## [PROVIDED RECORDS]
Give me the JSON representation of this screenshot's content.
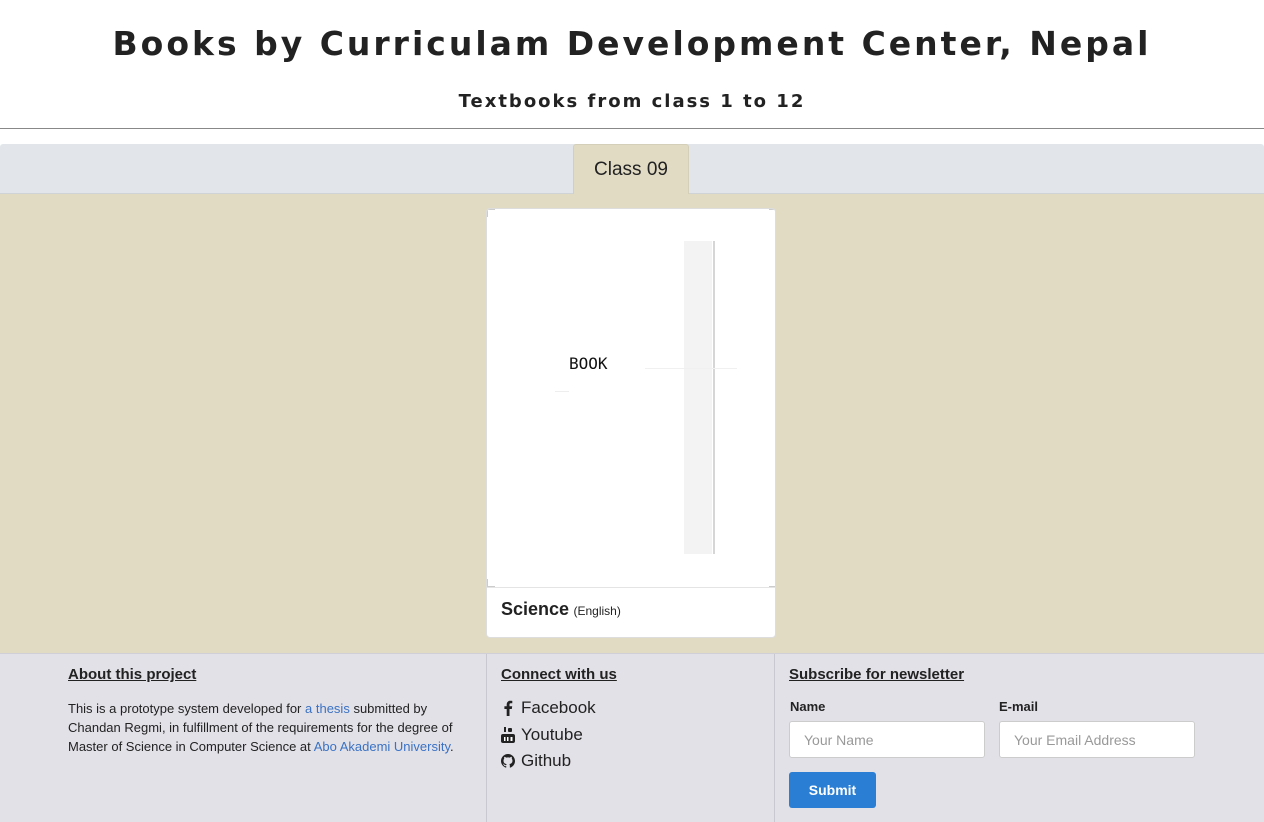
{
  "header": {
    "title": "Books by Curriculam Development Center, Nepal",
    "subtitle": "Textbooks from class 1 to 12"
  },
  "tabs": [
    {
      "label": "Class 09",
      "active": true
    }
  ],
  "books": [
    {
      "cover_text": "BOOK",
      "title": "Science",
      "language": "(English)"
    }
  ],
  "footer": {
    "about": {
      "heading": "About this project",
      "text_before": "This is a prototype system developed for ",
      "thesis_link": "a thesis",
      "text_middle": " submitted by Chandan Regmi, in fulfillment of the requirements for the degree of Master of Science in Computer Science at ",
      "university_link": "Abo Akademi University",
      "text_after": "."
    },
    "connect": {
      "heading": "Connect with us",
      "links": [
        {
          "label": "Facebook",
          "icon": "facebook-icon"
        },
        {
          "label": "Youtube",
          "icon": "youtube-icon"
        },
        {
          "label": "Github",
          "icon": "github-icon"
        }
      ]
    },
    "newsletter": {
      "heading": "Subscribe for newsletter",
      "name_label": "Name",
      "name_placeholder": "Your Name",
      "email_label": "E-mail",
      "email_placeholder": "Your Email Address",
      "submit_label": "Submit"
    }
  },
  "colors": {
    "content_bg": "#e1dbc4",
    "footer_bg": "#e3e1e8",
    "link": "#3a72c4",
    "submit_bg": "#2a7fd4"
  }
}
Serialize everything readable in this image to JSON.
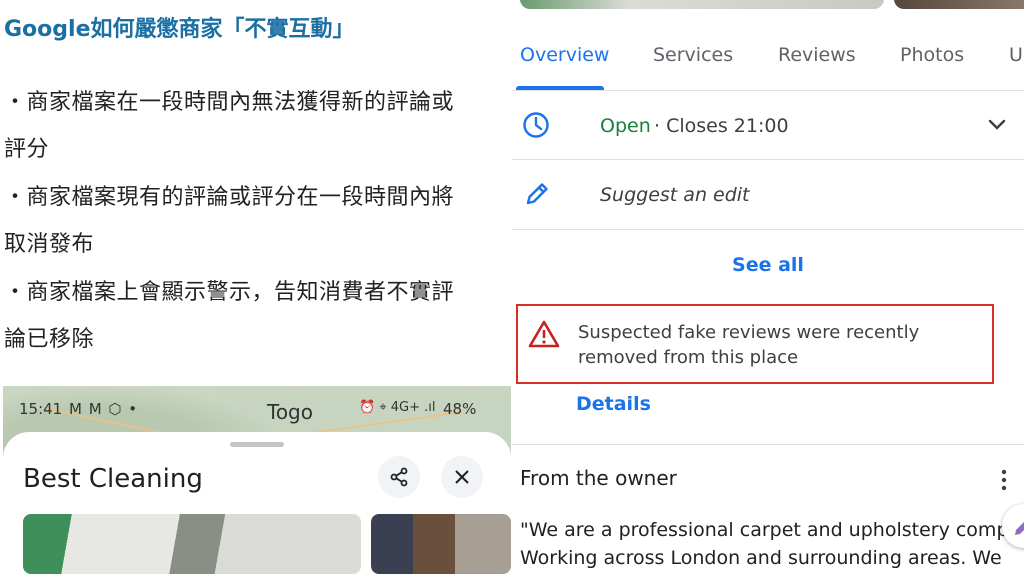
{
  "article": {
    "title": "Google如何嚴懲商家「不實互動」",
    "lines": [
      "・商家檔案在一段時間內無法獲得新的評論或",
      "評分",
      "・商家檔案現有的評論或評分在一段時間內將",
      "取消發布",
      "・商家檔案上會顯示警示，告知消費者不實評",
      "論已移除"
    ]
  },
  "phone": {
    "status_time": "15:41",
    "status_icons_left": "M M ⬡ •",
    "map_label": "Togo",
    "status_icons_right": "⏰ ⌖ 4G+ .ıl",
    "battery": "48%",
    "place_name": "Best Cleaning",
    "icons": {
      "share": "share-icon",
      "close": "close-icon"
    }
  },
  "maps": {
    "tabs": [
      "Overview",
      "Services",
      "Reviews",
      "Photos",
      "U"
    ],
    "active_tab": "Overview",
    "open_status": "Open",
    "hours": "· Closes 21:00",
    "suggest_edit": "Suggest an edit",
    "see_all": "See all",
    "warning": "Suspected fake reviews were recently removed from this place",
    "details": "Details",
    "owner_heading": "From the owner",
    "owner_description_lines": [
      "\"We are a professional carpet and upholstery company",
      "Working across London and surrounding areas. We"
    ],
    "colors": {
      "accent": "#1a73e8",
      "open_green": "#188038",
      "warning_red": "#d93025",
      "title_blue": "#1a6fa3"
    }
  }
}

## [PROBLEM]
Omit the pictures, and please restate word for word the lines running from the line with "Serialize everything readable" to the end of the entries.

## [RESPONSE FOR THIS EXERCISE]
Serialize everything readable in this image to JSON.
{
  "article": {
    "title": "Google如何嚴懲商家「不實互動」",
    "lines": [
      "・商家檔案在一段時間內無法獲得新的評論或",
      "評分",
      "・商家檔案現有的評論或評分在一段時間內將",
      "取消發布",
      "・商家檔案上會顯示警示，告知消費者不實評",
      "論已移除"
    ]
  },
  "phone": {
    "status_time": "15:41",
    "status_icons_left": "M M ⬡ •",
    "map_label": "Togo",
    "status_icons_right": "⏰ ⌖ 4G+ .ıl",
    "battery": "48%",
    "place_name": "Best Cleaning",
    "icons": {
      "share": "share-icon",
      "close": "close-icon"
    }
  },
  "maps": {
    "tabs": [
      "Overview",
      "Services",
      "Reviews",
      "Photos",
      "U"
    ],
    "active_tab": "Overview",
    "open_status": "Open",
    "hours": "· Closes 21:00",
    "suggest_edit": "Suggest an edit",
    "see_all": "See all",
    "warning": "Suspected fake reviews were recently removed from this place",
    "details": "Details",
    "owner_heading": "From the owner",
    "owner_description_lines": [
      "\"We are a professional carpet and upholstery company",
      "Working across London and surrounding areas. We"
    ],
    "colors": {
      "accent": "#1a73e8",
      "open_green": "#188038",
      "warning_red": "#d93025",
      "title_blue": "#1a6fa3"
    }
  }
}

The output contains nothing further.